** START PROVIDED DATA **

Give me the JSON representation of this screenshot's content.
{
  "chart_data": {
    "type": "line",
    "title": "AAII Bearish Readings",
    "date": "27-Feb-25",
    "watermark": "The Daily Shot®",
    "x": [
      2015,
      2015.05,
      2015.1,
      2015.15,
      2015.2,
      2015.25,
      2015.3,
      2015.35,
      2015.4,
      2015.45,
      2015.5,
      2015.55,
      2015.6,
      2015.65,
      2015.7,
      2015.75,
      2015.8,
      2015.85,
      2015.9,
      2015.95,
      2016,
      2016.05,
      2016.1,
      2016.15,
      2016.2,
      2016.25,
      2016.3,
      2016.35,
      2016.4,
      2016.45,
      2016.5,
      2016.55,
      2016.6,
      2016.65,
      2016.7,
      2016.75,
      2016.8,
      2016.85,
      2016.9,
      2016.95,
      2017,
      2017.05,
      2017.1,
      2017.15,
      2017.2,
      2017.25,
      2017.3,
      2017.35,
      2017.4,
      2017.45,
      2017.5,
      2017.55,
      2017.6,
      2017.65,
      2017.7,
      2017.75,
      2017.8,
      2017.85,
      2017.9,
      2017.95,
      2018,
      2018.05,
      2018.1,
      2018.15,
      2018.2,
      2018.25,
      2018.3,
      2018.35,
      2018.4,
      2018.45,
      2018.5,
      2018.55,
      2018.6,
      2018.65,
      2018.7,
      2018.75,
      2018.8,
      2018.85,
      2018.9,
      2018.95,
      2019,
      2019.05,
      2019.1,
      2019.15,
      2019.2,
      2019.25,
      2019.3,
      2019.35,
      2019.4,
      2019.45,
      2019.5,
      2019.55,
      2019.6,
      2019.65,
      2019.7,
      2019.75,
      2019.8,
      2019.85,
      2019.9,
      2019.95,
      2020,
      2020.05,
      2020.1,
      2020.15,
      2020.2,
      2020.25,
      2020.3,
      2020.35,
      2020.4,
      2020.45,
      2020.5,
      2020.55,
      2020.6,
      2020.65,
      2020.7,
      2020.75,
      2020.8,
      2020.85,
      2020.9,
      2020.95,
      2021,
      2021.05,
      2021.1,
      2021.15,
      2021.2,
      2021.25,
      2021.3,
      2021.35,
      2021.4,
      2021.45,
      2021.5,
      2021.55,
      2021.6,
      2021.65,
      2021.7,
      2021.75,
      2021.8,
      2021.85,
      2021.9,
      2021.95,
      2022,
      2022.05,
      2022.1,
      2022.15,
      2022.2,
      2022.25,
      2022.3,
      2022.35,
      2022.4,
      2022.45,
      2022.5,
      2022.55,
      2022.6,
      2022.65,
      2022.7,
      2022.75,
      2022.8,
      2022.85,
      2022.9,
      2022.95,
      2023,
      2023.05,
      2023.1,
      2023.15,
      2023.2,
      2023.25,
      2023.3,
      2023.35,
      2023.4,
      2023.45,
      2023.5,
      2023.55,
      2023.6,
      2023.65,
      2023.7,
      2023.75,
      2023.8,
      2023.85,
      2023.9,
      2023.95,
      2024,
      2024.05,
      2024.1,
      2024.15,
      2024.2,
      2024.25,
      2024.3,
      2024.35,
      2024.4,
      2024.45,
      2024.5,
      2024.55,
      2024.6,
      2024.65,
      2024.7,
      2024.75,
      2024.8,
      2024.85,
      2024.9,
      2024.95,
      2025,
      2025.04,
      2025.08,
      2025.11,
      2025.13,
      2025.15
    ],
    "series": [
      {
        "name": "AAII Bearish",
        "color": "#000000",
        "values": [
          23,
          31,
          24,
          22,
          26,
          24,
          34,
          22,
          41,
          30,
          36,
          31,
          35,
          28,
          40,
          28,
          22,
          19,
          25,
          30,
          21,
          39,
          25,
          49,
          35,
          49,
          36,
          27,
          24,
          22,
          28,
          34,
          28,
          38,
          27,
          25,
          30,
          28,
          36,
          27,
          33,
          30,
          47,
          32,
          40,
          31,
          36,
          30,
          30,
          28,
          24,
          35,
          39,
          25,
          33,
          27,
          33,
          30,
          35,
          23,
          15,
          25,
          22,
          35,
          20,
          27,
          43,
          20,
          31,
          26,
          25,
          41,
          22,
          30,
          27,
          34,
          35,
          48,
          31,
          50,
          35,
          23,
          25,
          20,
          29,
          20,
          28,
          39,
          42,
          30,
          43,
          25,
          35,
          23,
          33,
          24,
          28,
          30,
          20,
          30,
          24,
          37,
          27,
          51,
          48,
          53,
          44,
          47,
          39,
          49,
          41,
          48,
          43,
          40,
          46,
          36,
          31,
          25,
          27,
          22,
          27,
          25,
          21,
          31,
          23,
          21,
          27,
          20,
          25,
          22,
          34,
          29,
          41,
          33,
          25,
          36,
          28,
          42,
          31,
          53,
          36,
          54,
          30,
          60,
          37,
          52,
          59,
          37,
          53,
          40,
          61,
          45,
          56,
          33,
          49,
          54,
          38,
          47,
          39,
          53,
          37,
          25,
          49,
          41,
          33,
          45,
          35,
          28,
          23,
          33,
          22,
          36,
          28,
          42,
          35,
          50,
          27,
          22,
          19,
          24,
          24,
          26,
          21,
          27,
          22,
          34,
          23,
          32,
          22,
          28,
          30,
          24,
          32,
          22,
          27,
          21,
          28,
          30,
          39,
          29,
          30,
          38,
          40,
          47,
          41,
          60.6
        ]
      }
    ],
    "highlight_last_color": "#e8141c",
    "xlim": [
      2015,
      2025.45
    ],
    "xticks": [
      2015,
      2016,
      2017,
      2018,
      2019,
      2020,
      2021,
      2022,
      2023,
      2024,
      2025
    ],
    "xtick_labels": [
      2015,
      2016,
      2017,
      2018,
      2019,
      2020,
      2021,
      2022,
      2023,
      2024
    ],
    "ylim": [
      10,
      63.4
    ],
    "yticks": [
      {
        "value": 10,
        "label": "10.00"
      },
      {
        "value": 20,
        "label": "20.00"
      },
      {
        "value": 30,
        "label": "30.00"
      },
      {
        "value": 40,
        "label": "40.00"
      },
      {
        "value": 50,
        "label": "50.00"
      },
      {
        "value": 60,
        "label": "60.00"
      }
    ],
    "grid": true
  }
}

** END PROVIDED DATA **

#### REQUIREMENT:
Quote all the records exactly, please, leaving none out.

#### EXERCISE SOLUTION:
Give me the JSON representation of this screenshot's content.
{
  "chart_data": {
    "type": "line",
    "title": "AAII Bearish Readings",
    "date": "27-Feb-25",
    "watermark": "The Daily Shot®",
    "x": [
      2015,
      2015.05,
      2015.1,
      2015.15,
      2015.2,
      2015.25,
      2015.3,
      2015.35,
      2015.4,
      2015.45,
      2015.5,
      2015.55,
      2015.6,
      2015.65,
      2015.7,
      2015.75,
      2015.8,
      2015.85,
      2015.9,
      2015.95,
      2016,
      2016.05,
      2016.1,
      2016.15,
      2016.2,
      2016.25,
      2016.3,
      2016.35,
      2016.4,
      2016.45,
      2016.5,
      2016.55,
      2016.6,
      2016.65,
      2016.7,
      2016.75,
      2016.8,
      2016.85,
      2016.9,
      2016.95,
      2017,
      2017.05,
      2017.1,
      2017.15,
      2017.2,
      2017.25,
      2017.3,
      2017.35,
      2017.4,
      2017.45,
      2017.5,
      2017.55,
      2017.6,
      2017.65,
      2017.7,
      2017.75,
      2017.8,
      2017.85,
      2017.9,
      2017.95,
      2018,
      2018.05,
      2018.1,
      2018.15,
      2018.2,
      2018.25,
      2018.3,
      2018.35,
      2018.4,
      2018.45,
      2018.5,
      2018.55,
      2018.6,
      2018.65,
      2018.7,
      2018.75,
      2018.8,
      2018.85,
      2018.9,
      2018.95,
      2019,
      2019.05,
      2019.1,
      2019.15,
      2019.2,
      2019.25,
      2019.3,
      2019.35,
      2019.4,
      2019.45,
      2019.5,
      2019.55,
      2019.6,
      2019.65,
      2019.7,
      2019.75,
      2019.8,
      2019.85,
      2019.9,
      2019.95,
      2020,
      2020.05,
      2020.1,
      2020.15,
      2020.2,
      2020.25,
      2020.3,
      2020.35,
      2020.4,
      2020.45,
      2020.5,
      2020.55,
      2020.6,
      2020.65,
      2020.7,
      2020.75,
      2020.8,
      2020.85,
      2020.9,
      2020.95,
      2021,
      2021.05,
      2021.1,
      2021.15,
      2021.2,
      2021.25,
      2021.3,
      2021.35,
      2021.4,
      2021.45,
      2021.5,
      2021.55,
      2021.6,
      2021.65,
      2021.7,
      2021.75,
      2021.8,
      2021.85,
      2021.9,
      2021.95,
      2022,
      2022.05,
      2022.1,
      2022.15,
      2022.2,
      2022.25,
      2022.3,
      2022.35,
      2022.4,
      2022.45,
      2022.5,
      2022.55,
      2022.6,
      2022.65,
      2022.7,
      2022.75,
      2022.8,
      2022.85,
      2022.9,
      2022.95,
      2023,
      2023.05,
      2023.1,
      2023.15,
      2023.2,
      2023.25,
      2023.3,
      2023.35,
      2023.4,
      2023.45,
      2023.5,
      2023.55,
      2023.6,
      2023.65,
      2023.7,
      2023.75,
      2023.8,
      2023.85,
      2023.9,
      2023.95,
      2024,
      2024.05,
      2024.1,
      2024.15,
      2024.2,
      2024.25,
      2024.3,
      2024.35,
      2024.4,
      2024.45,
      2024.5,
      2024.55,
      2024.6,
      2024.65,
      2024.7,
      2024.75,
      2024.8,
      2024.85,
      2024.9,
      2024.95,
      2025,
      2025.04,
      2025.08,
      2025.11,
      2025.13,
      2025.15
    ],
    "series": [
      {
        "name": "AAII Bearish",
        "color": "#000000",
        "values": [
          23,
          31,
          24,
          22,
          26,
          24,
          34,
          22,
          41,
          30,
          36,
          31,
          35,
          28,
          40,
          28,
          22,
          19,
          25,
          30,
          21,
          39,
          25,
          49,
          35,
          49,
          36,
          27,
          24,
          22,
          28,
          34,
          28,
          38,
          27,
          25,
          30,
          28,
          36,
          27,
          33,
          30,
          47,
          32,
          40,
          31,
          36,
          30,
          30,
          28,
          24,
          35,
          39,
          25,
          33,
          27,
          33,
          30,
          35,
          23,
          15,
          25,
          22,
          35,
          20,
          27,
          43,
          20,
          31,
          26,
          25,
          41,
          22,
          30,
          27,
          34,
          35,
          48,
          31,
          50,
          35,
          23,
          25,
          20,
          29,
          20,
          28,
          39,
          42,
          30,
          43,
          25,
          35,
          23,
          33,
          24,
          28,
          30,
          20,
          30,
          24,
          37,
          27,
          51,
          48,
          53,
          44,
          47,
          39,
          49,
          41,
          48,
          43,
          40,
          46,
          36,
          31,
          25,
          27,
          22,
          27,
          25,
          21,
          31,
          23,
          21,
          27,
          20,
          25,
          22,
          34,
          29,
          41,
          33,
          25,
          36,
          28,
          42,
          31,
          53,
          36,
          54,
          30,
          60,
          37,
          52,
          59,
          37,
          53,
          40,
          61,
          45,
          56,
          33,
          49,
          54,
          38,
          47,
          39,
          53,
          37,
          25,
          49,
          41,
          33,
          45,
          35,
          28,
          23,
          33,
          22,
          36,
          28,
          42,
          35,
          50,
          27,
          22,
          19,
          24,
          24,
          26,
          21,
          27,
          22,
          34,
          23,
          32,
          22,
          28,
          30,
          24,
          32,
          22,
          27,
          21,
          28,
          30,
          39,
          29,
          30,
          38,
          40,
          47,
          41,
          60.6
        ]
      }
    ],
    "highlight_last_color": "#e8141c",
    "xlim": [
      2015,
      2025.45
    ],
    "xticks": [
      2015,
      2016,
      2017,
      2018,
      2019,
      2020,
      2021,
      2022,
      2023,
      2024,
      2025
    ],
    "xtick_labels": [
      2015,
      2016,
      2017,
      2018,
      2019,
      2020,
      2021,
      2022,
      2023,
      2024
    ],
    "ylim": [
      10,
      63.4
    ],
    "yticks": [
      {
        "value": 10,
        "label": "10.00"
      },
      {
        "value": 20,
        "label": "20.00"
      },
      {
        "value": 30,
        "label": "30.00"
      },
      {
        "value": 40,
        "label": "40.00"
      },
      {
        "value": 50,
        "label": "50.00"
      },
      {
        "value": 60,
        "label": "60.00"
      }
    ],
    "grid": true
  }
}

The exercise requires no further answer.